#### [WORK INSTRUCTIONS]
Repeat the items word for word, starting at their first line and ending at the line that contains "zoom-out-button[interactable] — [1006, 1874, 1106, 1980]", with both of those lines included.
+ + + + +
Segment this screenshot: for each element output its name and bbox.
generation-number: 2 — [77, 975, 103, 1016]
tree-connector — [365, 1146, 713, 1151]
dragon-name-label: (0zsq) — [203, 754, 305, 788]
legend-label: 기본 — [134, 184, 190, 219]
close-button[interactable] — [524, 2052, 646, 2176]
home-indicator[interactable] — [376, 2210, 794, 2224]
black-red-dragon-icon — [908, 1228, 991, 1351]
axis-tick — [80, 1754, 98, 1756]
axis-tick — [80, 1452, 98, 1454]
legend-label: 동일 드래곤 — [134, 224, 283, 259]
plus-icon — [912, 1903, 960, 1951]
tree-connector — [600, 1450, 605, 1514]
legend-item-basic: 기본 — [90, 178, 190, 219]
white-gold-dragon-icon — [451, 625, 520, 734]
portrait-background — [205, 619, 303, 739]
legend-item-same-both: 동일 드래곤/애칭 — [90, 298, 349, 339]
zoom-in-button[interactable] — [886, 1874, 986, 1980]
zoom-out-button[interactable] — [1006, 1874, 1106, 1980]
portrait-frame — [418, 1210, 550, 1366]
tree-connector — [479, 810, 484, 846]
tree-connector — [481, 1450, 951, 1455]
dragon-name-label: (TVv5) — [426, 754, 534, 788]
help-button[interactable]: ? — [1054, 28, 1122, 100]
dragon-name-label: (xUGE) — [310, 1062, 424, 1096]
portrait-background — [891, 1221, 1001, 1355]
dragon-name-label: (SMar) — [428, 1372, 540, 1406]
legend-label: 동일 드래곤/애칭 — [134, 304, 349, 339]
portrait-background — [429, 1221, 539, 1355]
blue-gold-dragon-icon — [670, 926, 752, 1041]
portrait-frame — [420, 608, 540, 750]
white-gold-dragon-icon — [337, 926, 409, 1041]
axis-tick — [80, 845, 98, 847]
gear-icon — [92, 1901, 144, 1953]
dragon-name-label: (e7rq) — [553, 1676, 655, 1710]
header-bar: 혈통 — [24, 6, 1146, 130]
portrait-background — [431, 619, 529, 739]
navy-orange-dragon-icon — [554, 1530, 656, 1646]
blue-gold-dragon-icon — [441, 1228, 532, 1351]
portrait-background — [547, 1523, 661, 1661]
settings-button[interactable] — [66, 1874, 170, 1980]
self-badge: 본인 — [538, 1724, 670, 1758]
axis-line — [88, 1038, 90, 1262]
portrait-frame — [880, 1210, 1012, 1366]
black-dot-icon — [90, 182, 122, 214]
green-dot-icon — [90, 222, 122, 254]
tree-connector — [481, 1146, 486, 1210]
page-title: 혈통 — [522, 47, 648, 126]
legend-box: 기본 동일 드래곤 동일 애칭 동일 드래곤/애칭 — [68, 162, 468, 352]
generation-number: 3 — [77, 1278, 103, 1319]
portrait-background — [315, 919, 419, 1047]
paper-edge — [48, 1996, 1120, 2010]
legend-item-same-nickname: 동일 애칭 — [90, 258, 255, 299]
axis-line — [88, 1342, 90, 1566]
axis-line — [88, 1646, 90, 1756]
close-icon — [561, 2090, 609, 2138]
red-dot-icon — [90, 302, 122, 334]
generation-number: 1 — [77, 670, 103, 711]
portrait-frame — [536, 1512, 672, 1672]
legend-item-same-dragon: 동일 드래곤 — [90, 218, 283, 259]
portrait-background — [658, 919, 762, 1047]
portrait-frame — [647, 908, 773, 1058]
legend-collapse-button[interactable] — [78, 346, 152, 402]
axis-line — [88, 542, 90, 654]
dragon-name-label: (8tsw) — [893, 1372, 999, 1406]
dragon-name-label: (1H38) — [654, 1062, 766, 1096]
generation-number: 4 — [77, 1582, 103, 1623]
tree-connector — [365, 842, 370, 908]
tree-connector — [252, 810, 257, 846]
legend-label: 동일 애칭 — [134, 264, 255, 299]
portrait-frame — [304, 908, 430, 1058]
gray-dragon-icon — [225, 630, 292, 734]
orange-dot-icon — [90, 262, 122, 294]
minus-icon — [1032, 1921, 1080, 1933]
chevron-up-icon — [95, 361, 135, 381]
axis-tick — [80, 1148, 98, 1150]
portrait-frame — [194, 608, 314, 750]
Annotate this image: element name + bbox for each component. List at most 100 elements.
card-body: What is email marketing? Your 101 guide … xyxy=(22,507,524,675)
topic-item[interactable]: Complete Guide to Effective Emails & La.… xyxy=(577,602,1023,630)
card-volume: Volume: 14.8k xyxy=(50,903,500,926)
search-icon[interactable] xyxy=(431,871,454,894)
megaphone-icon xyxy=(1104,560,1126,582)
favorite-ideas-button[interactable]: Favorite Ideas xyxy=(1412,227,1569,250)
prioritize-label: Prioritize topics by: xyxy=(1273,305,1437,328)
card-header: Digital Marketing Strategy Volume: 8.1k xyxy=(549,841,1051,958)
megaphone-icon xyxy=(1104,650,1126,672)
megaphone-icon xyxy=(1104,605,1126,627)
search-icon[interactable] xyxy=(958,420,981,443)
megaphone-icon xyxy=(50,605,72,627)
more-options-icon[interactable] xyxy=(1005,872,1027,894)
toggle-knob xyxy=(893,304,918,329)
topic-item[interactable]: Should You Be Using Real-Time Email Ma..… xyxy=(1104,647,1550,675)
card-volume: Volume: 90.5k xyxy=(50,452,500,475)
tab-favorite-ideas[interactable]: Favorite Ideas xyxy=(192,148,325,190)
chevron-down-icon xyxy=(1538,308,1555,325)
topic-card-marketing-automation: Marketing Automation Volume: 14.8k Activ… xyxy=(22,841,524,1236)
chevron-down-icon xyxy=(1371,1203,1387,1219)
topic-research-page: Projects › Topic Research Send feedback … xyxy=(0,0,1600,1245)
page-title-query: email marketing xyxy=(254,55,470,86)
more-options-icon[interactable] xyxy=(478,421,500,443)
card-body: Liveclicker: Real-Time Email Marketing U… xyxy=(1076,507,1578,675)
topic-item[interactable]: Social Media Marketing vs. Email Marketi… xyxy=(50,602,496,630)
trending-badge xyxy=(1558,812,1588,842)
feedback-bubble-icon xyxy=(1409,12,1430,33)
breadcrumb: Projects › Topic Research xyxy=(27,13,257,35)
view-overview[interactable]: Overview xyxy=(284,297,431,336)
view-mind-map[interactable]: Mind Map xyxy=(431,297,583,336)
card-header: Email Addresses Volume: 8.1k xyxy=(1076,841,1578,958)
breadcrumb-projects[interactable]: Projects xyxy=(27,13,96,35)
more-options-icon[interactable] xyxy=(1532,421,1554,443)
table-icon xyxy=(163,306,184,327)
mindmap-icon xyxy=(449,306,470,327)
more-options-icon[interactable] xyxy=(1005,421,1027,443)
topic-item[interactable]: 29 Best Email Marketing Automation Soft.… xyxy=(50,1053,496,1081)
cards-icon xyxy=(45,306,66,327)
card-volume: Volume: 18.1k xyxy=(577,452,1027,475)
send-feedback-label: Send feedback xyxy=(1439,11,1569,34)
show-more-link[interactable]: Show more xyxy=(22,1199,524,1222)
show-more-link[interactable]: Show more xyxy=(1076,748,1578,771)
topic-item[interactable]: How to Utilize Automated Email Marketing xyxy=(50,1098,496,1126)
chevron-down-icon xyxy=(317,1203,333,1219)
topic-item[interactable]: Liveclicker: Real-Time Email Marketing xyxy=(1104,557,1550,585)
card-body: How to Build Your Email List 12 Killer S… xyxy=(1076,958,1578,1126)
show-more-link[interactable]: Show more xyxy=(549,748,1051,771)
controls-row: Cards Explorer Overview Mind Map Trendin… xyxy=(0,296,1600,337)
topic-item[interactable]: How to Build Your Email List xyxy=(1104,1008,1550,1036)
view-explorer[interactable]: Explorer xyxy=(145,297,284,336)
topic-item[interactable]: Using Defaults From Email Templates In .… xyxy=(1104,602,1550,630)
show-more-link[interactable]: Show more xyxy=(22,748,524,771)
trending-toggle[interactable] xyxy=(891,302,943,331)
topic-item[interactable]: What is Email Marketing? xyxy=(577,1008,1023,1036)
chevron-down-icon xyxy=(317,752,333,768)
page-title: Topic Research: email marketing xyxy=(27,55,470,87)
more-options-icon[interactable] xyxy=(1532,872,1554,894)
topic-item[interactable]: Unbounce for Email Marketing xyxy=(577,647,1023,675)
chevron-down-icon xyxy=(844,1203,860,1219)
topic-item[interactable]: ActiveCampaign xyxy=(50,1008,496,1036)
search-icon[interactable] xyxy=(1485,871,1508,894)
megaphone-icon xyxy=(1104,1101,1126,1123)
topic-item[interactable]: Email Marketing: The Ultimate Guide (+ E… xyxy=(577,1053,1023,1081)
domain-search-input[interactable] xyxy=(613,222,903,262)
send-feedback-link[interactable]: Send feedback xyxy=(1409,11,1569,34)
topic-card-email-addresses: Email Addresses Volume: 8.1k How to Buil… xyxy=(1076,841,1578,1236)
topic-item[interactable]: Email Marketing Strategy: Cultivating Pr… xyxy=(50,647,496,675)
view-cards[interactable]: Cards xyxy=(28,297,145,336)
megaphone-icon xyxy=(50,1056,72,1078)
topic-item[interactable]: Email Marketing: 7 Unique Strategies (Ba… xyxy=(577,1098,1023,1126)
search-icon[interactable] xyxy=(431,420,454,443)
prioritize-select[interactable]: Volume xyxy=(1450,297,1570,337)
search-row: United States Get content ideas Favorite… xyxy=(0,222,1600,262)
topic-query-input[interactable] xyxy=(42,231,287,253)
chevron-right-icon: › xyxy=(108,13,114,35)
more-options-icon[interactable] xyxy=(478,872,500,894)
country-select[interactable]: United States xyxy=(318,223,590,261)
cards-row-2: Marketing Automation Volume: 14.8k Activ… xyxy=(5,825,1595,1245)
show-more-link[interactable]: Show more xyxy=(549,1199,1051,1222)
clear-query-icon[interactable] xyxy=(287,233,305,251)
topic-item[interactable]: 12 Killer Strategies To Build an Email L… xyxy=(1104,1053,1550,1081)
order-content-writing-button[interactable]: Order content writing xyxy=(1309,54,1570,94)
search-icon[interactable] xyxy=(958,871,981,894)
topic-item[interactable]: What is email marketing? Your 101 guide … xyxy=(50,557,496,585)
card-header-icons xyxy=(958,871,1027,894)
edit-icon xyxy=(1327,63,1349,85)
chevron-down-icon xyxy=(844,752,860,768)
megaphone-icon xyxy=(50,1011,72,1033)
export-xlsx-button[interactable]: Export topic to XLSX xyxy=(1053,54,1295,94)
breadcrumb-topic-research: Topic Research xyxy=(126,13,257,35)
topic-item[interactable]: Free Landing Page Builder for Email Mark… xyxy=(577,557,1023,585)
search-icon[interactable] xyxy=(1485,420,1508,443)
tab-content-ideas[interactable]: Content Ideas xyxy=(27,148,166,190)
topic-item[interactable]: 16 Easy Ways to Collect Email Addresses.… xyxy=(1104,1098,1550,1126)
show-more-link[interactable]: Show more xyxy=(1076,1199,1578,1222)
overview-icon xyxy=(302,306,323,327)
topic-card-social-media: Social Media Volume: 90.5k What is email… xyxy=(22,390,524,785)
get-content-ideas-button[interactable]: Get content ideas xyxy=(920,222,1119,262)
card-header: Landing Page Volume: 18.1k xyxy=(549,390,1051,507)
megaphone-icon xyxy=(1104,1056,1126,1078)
+ + + + +
#### [FULL OUTPUT]
Segment this screenshot: for each element output its name and bbox.
generation-number: 2 — [77, 975, 103, 1016]
tree-connector — [365, 1146, 713, 1151]
dragon-name-label: (0zsq) — [203, 754, 305, 788]
legend-label: 기본 — [134, 184, 190, 219]
close-button[interactable] — [524, 2052, 646, 2176]
home-indicator[interactable] — [376, 2210, 794, 2224]
black-red-dragon-icon — [908, 1228, 991, 1351]
axis-tick — [80, 1754, 98, 1756]
axis-tick — [80, 1452, 98, 1454]
legend-label: 동일 드래곤 — [134, 224, 283, 259]
plus-icon — [912, 1903, 960, 1951]
tree-connector — [600, 1450, 605, 1514]
legend-item-basic: 기본 — [90, 178, 190, 219]
white-gold-dragon-icon — [451, 625, 520, 734]
portrait-background — [205, 619, 303, 739]
legend-item-same-both: 동일 드래곤/애칭 — [90, 298, 349, 339]
zoom-in-button[interactable] — [886, 1874, 986, 1980]
zoom-out-button[interactable] — [1006, 1874, 1106, 1980]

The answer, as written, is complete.